[Start]

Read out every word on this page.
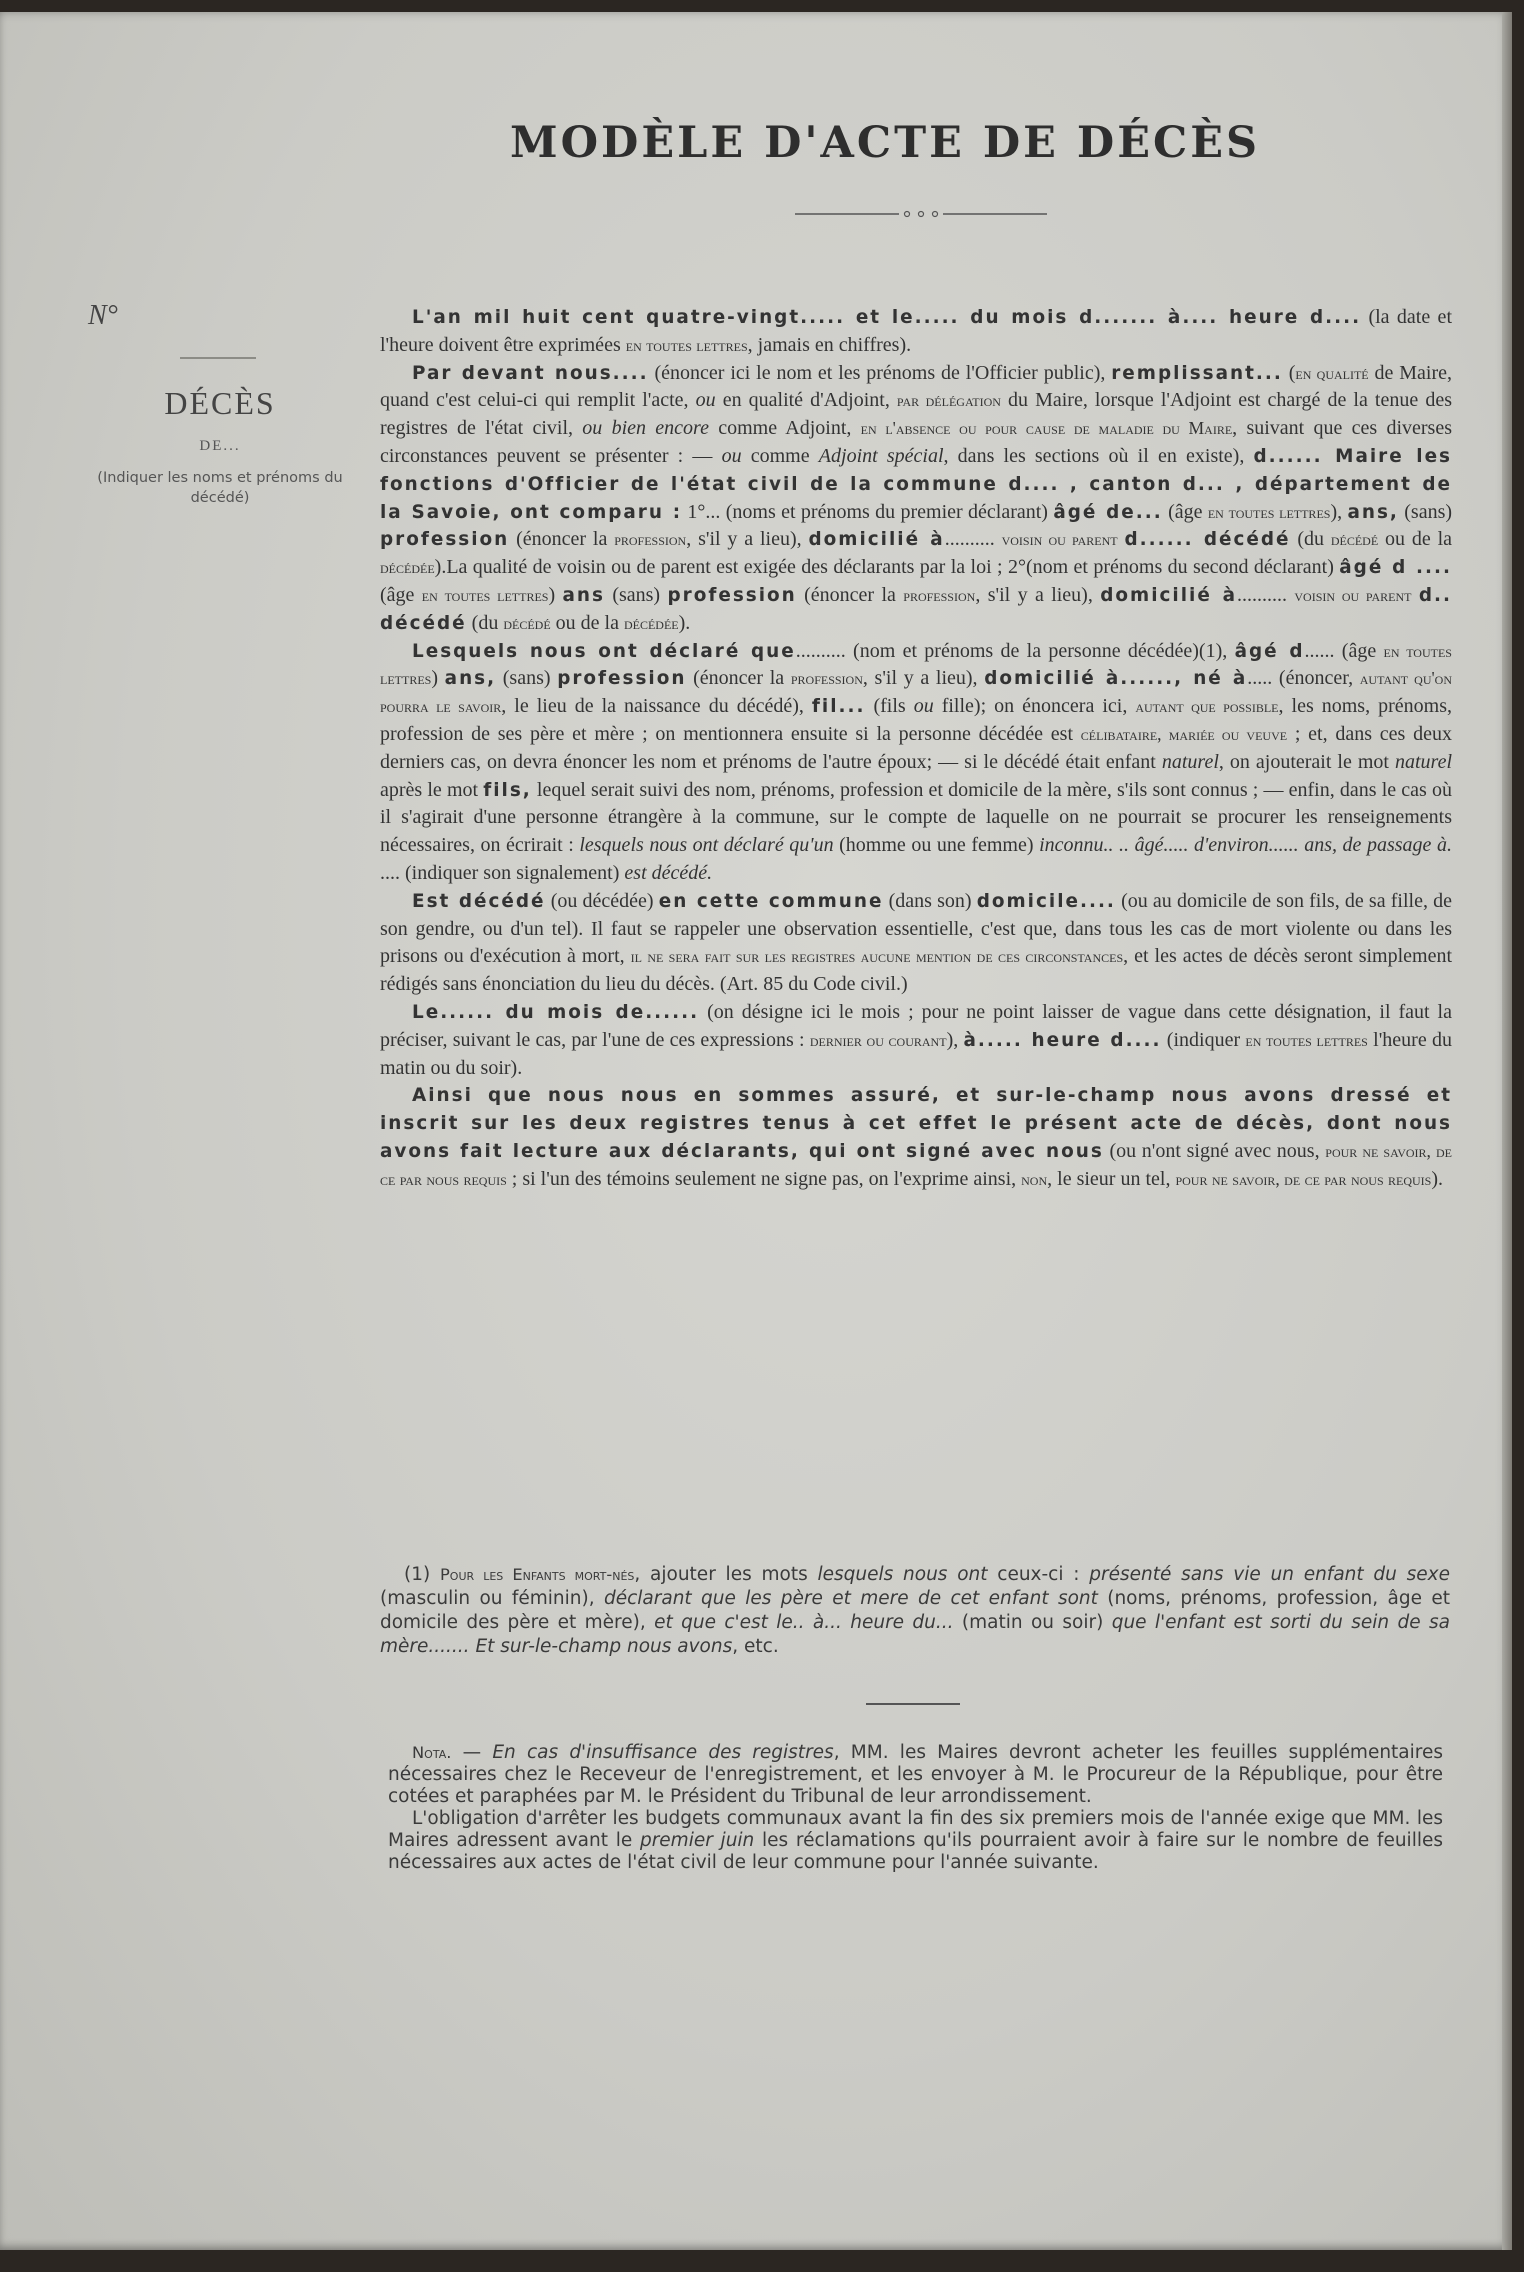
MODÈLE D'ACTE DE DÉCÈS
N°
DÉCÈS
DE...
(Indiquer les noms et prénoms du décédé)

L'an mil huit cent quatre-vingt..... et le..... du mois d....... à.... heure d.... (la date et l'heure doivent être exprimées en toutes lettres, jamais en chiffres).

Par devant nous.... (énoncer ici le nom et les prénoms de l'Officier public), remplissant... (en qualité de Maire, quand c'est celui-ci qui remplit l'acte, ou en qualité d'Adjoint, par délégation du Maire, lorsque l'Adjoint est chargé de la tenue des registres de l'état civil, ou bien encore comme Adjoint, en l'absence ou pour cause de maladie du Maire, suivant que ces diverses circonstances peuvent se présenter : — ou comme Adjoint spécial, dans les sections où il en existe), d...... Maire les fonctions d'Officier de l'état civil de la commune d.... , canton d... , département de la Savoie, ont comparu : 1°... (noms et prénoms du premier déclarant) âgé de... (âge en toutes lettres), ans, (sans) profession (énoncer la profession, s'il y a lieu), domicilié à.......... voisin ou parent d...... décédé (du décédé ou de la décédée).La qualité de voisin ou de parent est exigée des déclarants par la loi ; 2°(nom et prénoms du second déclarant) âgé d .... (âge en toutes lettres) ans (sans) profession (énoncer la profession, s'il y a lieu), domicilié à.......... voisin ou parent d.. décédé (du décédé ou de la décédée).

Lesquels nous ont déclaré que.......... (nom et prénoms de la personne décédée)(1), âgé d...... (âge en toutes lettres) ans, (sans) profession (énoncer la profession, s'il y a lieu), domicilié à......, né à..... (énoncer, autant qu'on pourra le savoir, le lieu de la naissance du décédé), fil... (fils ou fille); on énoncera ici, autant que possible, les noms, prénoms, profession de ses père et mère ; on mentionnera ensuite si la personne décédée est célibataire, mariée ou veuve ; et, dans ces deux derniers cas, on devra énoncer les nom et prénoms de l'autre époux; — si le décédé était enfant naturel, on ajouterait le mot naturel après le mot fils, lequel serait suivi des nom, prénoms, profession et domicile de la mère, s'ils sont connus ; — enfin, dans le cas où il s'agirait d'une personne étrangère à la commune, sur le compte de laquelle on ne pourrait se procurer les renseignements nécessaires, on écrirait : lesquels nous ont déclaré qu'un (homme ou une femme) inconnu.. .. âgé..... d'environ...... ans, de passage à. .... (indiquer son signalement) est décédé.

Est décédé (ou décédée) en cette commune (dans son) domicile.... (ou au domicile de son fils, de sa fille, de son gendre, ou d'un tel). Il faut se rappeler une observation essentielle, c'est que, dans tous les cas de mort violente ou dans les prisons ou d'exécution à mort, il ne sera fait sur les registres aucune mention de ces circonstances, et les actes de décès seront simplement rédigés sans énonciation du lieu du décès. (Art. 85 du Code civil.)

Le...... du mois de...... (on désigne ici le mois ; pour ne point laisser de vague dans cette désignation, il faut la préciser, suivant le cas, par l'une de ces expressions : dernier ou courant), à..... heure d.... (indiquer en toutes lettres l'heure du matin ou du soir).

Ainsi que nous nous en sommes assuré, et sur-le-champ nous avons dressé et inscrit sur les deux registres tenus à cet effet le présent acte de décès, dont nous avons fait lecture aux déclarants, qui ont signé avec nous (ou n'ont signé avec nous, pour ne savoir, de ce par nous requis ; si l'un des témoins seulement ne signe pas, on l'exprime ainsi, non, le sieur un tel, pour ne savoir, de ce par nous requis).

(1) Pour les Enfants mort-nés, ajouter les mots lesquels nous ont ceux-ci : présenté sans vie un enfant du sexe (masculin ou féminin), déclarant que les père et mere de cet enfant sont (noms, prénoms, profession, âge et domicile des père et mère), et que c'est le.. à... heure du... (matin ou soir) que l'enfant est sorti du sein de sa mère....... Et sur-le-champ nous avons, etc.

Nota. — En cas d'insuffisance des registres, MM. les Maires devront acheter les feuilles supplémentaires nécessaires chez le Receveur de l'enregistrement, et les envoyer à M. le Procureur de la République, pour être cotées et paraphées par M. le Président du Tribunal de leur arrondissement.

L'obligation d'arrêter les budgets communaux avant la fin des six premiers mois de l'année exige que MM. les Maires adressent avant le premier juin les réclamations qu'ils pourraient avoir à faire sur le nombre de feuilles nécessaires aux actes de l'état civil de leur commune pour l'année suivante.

[End]
[Start]

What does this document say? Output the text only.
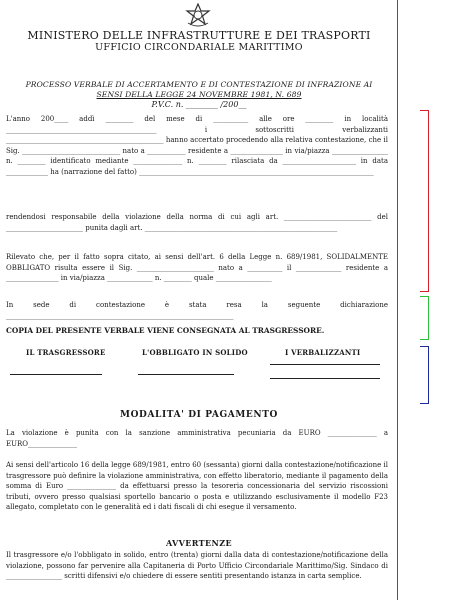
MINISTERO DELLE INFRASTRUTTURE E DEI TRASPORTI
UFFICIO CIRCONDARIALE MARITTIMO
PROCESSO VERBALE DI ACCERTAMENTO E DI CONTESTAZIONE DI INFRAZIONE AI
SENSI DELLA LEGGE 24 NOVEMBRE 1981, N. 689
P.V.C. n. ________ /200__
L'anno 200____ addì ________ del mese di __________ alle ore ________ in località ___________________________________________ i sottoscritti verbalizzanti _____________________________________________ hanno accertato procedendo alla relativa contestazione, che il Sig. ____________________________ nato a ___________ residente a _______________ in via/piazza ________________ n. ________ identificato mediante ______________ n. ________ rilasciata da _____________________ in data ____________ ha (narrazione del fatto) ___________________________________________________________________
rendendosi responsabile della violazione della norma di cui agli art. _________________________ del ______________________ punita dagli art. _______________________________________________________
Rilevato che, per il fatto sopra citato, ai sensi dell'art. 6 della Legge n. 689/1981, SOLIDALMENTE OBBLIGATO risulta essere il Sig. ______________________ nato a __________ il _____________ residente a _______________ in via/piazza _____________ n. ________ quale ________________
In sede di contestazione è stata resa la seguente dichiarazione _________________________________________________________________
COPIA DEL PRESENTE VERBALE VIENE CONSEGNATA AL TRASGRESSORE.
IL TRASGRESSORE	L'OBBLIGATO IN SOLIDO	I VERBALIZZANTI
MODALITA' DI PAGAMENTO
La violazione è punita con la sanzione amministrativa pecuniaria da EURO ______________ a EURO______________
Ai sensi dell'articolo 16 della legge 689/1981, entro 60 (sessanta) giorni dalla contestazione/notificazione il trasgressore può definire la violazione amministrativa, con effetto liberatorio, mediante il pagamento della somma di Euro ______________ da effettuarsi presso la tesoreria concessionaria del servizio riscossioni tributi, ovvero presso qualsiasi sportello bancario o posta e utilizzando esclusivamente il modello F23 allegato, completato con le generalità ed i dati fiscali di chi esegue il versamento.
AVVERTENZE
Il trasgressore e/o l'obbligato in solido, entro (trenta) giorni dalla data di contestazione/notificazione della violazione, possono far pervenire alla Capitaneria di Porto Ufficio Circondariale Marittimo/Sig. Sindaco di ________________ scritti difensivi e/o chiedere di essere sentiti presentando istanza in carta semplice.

[End]

§ To do
Show each line holding the word "mois".

§ Solved problem
L'an mil huit cent quatre-vingt..... et le..... du mois d....... à.... heure d.... (la date et l'heure doivent être exprimées en toutes lettres, jamais en chiffres).
Le...... du mois de...... (on désigne ici le mois ; pour ne point laisser de vague dans cette désignation, il faut la préciser, suivant le cas, par l'une de ces expressions : dernier ou courant), à..... heure d.... (indiquer en toutes lettres l'heure du matin ou du soir).
L'obligation d'arrêter les budgets communaux avant la fin des six premiers mois de l'année exige que MM. les Maires adressent avant le premier juin les réclamations qu'ils pourraient avoir à faire sur le nombre de feuilles nécessaires aux actes de l'état civil de leur commune pour l'année suivante.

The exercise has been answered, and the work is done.